* Start DATASET ENTRIES *

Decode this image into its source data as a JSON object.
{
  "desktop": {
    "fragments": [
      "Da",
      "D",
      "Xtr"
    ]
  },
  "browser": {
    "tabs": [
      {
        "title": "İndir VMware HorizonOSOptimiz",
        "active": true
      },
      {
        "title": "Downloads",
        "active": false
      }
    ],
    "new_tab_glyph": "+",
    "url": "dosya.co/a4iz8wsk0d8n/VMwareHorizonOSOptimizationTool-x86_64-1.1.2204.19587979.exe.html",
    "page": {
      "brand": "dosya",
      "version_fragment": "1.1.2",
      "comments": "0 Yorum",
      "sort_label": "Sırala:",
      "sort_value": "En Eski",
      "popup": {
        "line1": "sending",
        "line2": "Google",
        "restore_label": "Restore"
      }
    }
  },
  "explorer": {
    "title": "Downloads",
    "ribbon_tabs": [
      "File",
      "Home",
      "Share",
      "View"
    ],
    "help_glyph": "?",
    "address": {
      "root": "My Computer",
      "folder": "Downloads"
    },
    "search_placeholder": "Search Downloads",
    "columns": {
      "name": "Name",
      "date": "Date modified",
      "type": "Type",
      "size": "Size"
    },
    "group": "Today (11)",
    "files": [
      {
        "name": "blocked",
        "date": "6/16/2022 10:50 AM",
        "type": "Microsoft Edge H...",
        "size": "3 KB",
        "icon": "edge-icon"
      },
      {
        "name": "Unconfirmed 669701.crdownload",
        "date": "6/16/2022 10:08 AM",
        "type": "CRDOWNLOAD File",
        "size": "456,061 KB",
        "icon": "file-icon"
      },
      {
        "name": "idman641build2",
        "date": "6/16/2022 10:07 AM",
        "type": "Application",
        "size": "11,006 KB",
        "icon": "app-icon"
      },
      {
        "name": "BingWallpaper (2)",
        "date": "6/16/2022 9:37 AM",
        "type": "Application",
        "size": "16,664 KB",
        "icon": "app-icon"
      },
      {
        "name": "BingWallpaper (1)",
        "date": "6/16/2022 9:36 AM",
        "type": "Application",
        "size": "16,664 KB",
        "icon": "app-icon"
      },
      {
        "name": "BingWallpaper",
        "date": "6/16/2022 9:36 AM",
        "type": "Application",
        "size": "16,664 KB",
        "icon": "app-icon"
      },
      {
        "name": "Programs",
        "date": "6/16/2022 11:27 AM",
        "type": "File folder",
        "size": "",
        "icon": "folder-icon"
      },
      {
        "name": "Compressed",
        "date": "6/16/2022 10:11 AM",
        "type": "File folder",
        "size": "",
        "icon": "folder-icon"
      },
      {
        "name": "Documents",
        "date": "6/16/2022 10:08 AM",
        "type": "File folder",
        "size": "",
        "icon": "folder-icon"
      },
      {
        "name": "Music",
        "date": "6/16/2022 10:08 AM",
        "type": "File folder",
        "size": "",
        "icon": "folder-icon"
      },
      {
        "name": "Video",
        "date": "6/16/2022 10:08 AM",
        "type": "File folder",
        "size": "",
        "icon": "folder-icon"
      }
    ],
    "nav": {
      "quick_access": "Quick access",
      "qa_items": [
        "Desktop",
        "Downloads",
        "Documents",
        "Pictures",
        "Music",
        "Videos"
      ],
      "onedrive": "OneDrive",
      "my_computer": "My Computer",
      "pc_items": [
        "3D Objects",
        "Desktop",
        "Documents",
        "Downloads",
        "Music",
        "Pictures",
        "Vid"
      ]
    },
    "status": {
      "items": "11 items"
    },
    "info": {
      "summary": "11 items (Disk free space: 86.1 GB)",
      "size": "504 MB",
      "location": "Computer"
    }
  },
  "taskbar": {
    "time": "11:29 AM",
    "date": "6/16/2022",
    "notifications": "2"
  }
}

* End DATASET ENTRIES *

> [TO DO]:
Transcribe every entry verbatim.

> [EXERCISE SOLUTION]:
Decode this image into its source data as a JSON object.
{
  "desktop": {
    "fragments": [
      "Da",
      "D",
      "Xtr"
    ]
  },
  "browser": {
    "tabs": [
      {
        "title": "İndir VMware HorizonOSOptimiz",
        "active": true
      },
      {
        "title": "Downloads",
        "active": false
      }
    ],
    "new_tab_glyph": "+",
    "url": "dosya.co/a4iz8wsk0d8n/VMwareHorizonOSOptimizationTool-x86_64-1.1.2204.19587979.exe.html",
    "page": {
      "brand": "dosya",
      "version_fragment": "1.1.2",
      "comments": "0 Yorum",
      "sort_label": "Sırala:",
      "sort_value": "En Eski",
      "popup": {
        "line1": "sending",
        "line2": "Google",
        "restore_label": "Restore"
      }
    }
  },
  "explorer": {
    "title": "Downloads",
    "ribbon_tabs": [
      "File",
      "Home",
      "Share",
      "View"
    ],
    "help_glyph": "?",
    "address": {
      "root": "My Computer",
      "folder": "Downloads"
    },
    "search_placeholder": "Search Downloads",
    "columns": {
      "name": "Name",
      "date": "Date modified",
      "type": "Type",
      "size": "Size"
    },
    "group": "Today (11)",
    "files": [
      {
        "name": "blocked",
        "date": "6/16/2022 10:50 AM",
        "type": "Microsoft Edge H...",
        "size": "3 KB",
        "icon": "edge-icon"
      },
      {
        "name": "Unconfirmed 669701.crdownload",
        "date": "6/16/2022 10:08 AM",
        "type": "CRDOWNLOAD File",
        "size": "456,061 KB",
        "icon": "file-icon"
      },
      {
        "name": "idman641build2",
        "date": "6/16/2022 10:07 AM",
        "type": "Application",
        "size": "11,006 KB",
        "icon": "app-icon"
      },
      {
        "name": "BingWallpaper (2)",
        "date": "6/16/2022 9:37 AM",
        "type": "Application",
        "size": "16,664 KB",
        "icon": "app-icon"
      },
      {
        "name": "BingWallpaper (1)",
        "date": "6/16/2022 9:36 AM",
        "type": "Application",
        "size": "16,664 KB",
        "icon": "app-icon"
      },
      {
        "name": "BingWallpaper",
        "date": "6/16/2022 9:36 AM",
        "type": "Application",
        "size": "16,664 KB",
        "icon": "app-icon"
      },
      {
        "name": "Programs",
        "date": "6/16/2022 11:27 AM",
        "type": "File folder",
        "size": "",
        "icon": "folder-icon"
      },
      {
        "name": "Compressed",
        "date": "6/16/2022 10:11 AM",
        "type": "File folder",
        "size": "",
        "icon": "folder-icon"
      },
      {
        "name": "Documents",
        "date": "6/16/2022 10:08 AM",
        "type": "File folder",
        "size": "",
        "icon": "folder-icon"
      },
      {
        "name": "Music",
        "date": "6/16/2022 10:08 AM",
        "type": "File folder",
        "size": "",
        "icon": "folder-icon"
      },
      {
        "name": "Video",
        "date": "6/16/2022 10:08 AM",
        "type": "File folder",
        "size": "",
        "icon": "folder-icon"
      }
    ],
    "nav": {
      "quick_access": "Quick access",
      "qa_items": [
        "Desktop",
        "Downloads",
        "Documents",
        "Pictures",
        "Music",
        "Videos"
      ],
      "onedrive": "OneDrive",
      "my_computer": "My Computer",
      "pc_items": [
        "3D Objects",
        "Desktop",
        "Documents",
        "Downloads",
        "Music",
        "Pictures",
        "Vid"
      ]
    },
    "status": {
      "items": "11 items"
    },
    "info": {
      "summary": "11 items (Disk free space: 86.1 GB)",
      "size": "504 MB",
      "location": "Computer"
    }
  },
  "taskbar": {
    "time": "11:29 AM",
    "date": "6/16/2022",
    "notifications": "2"
  }
}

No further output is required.